[Objective] Answer with the number of lines in the listing below that contain the word "JSON", and nothing else.

[Given entries]

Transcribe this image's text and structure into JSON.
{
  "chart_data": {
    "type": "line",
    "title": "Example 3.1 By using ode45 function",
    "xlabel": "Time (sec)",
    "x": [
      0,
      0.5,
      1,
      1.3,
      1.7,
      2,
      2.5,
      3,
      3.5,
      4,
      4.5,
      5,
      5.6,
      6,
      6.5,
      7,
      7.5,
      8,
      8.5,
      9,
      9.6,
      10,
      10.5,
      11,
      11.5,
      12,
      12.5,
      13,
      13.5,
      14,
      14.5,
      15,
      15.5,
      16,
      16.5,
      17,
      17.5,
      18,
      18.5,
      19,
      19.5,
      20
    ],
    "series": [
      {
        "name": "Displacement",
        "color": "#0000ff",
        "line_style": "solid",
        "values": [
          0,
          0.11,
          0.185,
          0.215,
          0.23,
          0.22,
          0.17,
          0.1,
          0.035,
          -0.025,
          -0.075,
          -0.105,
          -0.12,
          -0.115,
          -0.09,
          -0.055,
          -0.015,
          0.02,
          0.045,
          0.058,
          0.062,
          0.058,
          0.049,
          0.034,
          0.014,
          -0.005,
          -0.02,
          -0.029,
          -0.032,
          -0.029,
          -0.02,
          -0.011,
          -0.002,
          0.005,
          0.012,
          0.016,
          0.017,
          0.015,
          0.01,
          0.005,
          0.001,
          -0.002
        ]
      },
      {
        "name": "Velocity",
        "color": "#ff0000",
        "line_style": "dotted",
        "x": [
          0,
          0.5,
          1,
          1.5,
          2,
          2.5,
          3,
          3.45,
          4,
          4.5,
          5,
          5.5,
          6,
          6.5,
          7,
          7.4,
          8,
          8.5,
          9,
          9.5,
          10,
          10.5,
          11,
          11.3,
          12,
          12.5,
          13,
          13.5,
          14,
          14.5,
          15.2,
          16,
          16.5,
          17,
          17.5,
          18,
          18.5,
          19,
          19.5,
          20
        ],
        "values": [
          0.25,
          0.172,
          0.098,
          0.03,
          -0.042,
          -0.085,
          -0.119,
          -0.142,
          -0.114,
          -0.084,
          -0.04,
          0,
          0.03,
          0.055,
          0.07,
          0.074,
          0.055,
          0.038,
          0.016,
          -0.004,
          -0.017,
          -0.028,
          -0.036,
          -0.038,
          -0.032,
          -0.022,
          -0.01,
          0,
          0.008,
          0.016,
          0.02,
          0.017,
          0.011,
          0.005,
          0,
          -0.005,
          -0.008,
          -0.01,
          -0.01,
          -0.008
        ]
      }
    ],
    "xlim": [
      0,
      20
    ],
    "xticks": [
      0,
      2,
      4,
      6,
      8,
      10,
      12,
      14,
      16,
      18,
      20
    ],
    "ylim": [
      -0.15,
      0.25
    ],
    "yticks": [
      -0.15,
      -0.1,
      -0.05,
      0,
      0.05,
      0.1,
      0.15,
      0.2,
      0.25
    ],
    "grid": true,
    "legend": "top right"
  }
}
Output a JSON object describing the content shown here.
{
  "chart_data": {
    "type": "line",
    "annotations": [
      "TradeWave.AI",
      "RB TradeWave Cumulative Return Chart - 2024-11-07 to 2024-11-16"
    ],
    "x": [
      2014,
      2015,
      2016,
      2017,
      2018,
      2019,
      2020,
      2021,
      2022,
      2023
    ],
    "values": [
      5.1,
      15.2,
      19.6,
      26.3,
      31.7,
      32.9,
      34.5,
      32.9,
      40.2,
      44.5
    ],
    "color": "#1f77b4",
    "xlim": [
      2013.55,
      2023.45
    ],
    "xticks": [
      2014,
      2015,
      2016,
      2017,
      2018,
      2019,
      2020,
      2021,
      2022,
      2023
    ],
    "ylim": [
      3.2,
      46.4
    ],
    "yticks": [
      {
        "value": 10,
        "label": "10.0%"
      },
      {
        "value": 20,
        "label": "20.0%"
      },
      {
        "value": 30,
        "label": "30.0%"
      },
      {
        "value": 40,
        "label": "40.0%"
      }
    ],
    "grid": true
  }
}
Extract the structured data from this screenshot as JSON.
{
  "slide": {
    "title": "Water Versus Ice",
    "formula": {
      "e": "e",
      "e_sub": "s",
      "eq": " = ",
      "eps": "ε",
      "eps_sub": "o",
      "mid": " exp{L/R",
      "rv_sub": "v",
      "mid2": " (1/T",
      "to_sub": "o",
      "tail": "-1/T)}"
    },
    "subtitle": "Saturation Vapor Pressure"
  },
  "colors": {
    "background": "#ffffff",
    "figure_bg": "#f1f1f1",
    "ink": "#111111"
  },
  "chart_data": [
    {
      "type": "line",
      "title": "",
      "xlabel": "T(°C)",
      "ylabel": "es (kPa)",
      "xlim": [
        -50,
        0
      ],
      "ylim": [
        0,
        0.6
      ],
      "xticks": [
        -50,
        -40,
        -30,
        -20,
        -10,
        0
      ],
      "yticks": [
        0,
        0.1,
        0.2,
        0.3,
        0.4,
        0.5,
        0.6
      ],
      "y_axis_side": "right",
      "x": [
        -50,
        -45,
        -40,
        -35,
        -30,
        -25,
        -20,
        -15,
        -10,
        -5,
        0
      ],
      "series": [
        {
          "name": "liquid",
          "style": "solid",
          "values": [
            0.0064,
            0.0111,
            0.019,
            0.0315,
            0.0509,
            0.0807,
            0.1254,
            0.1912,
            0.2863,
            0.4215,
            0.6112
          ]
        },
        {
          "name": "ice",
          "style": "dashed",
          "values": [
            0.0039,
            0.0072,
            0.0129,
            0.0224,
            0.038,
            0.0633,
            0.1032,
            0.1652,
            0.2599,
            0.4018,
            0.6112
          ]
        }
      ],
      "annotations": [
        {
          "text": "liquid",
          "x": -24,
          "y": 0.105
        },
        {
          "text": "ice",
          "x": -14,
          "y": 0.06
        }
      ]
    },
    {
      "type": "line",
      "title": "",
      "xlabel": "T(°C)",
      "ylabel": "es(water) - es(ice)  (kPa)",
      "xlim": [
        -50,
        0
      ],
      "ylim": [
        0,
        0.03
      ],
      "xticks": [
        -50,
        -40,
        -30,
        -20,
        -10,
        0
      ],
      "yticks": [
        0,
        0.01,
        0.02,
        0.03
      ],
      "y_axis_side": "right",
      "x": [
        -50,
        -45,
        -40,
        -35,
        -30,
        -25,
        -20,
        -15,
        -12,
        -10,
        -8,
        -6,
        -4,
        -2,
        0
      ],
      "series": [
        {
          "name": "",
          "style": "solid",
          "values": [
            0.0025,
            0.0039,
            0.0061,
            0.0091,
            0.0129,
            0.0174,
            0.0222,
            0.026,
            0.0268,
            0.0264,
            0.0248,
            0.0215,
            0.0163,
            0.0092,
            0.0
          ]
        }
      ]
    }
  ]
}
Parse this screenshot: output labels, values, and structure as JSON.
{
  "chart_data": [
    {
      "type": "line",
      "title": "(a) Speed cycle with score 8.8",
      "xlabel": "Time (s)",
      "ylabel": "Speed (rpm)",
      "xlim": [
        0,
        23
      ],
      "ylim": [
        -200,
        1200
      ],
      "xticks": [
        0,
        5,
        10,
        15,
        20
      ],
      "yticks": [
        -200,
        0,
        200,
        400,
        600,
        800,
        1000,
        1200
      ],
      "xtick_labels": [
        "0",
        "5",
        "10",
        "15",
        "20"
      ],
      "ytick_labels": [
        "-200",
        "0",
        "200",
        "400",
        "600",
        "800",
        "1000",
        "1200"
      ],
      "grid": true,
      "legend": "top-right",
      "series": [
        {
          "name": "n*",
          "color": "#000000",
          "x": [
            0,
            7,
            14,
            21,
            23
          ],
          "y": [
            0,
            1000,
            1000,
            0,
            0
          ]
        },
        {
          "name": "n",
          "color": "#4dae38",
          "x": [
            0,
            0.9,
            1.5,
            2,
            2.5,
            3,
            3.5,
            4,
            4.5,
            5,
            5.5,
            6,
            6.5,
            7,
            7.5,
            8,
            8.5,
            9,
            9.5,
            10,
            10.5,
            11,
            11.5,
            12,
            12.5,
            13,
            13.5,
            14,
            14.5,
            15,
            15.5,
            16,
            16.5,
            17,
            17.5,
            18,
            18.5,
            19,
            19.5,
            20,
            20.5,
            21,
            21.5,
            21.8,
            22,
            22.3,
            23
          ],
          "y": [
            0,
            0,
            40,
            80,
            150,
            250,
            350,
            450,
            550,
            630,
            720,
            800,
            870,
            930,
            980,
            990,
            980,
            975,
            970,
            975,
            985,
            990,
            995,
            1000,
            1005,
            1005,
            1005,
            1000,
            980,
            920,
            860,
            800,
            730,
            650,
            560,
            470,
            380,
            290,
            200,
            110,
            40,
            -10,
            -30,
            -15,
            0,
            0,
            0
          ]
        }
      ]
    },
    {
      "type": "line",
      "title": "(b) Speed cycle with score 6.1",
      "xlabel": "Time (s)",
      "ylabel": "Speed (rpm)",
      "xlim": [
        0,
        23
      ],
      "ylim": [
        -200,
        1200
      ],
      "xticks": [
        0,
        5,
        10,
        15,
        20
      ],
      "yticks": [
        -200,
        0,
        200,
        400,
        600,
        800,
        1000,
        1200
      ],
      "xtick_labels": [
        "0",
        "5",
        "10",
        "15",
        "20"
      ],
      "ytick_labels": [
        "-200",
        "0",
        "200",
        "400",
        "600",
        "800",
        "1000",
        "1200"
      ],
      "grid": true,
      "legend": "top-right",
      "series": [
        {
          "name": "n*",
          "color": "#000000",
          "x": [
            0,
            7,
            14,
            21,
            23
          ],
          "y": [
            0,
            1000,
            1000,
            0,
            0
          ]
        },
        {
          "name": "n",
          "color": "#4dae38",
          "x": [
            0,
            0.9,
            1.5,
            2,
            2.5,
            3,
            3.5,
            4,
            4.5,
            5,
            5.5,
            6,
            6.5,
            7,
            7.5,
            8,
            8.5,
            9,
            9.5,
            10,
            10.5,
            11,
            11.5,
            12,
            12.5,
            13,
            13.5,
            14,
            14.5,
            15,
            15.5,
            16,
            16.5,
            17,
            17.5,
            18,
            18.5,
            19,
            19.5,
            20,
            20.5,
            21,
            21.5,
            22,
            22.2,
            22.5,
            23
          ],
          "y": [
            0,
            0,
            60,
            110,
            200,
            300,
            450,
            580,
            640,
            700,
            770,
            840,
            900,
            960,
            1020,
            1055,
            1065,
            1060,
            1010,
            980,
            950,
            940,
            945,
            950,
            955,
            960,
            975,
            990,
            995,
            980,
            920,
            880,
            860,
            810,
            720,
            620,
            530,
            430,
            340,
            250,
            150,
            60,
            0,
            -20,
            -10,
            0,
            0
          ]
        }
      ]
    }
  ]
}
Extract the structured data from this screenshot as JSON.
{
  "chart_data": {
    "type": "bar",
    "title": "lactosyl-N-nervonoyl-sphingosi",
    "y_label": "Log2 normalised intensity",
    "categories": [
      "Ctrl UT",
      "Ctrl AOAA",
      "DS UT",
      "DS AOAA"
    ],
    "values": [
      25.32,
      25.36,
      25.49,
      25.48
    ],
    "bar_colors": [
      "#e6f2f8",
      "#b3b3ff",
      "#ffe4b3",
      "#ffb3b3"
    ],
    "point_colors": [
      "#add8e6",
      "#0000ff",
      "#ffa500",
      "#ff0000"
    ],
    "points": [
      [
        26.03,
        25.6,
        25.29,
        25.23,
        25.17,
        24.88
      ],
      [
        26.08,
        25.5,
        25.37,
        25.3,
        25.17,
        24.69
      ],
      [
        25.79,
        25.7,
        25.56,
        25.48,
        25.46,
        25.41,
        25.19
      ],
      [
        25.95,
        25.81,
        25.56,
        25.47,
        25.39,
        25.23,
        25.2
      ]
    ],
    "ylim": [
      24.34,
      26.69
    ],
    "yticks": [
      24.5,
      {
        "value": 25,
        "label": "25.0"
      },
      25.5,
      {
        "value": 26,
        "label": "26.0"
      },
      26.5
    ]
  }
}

[Exercise answer] 5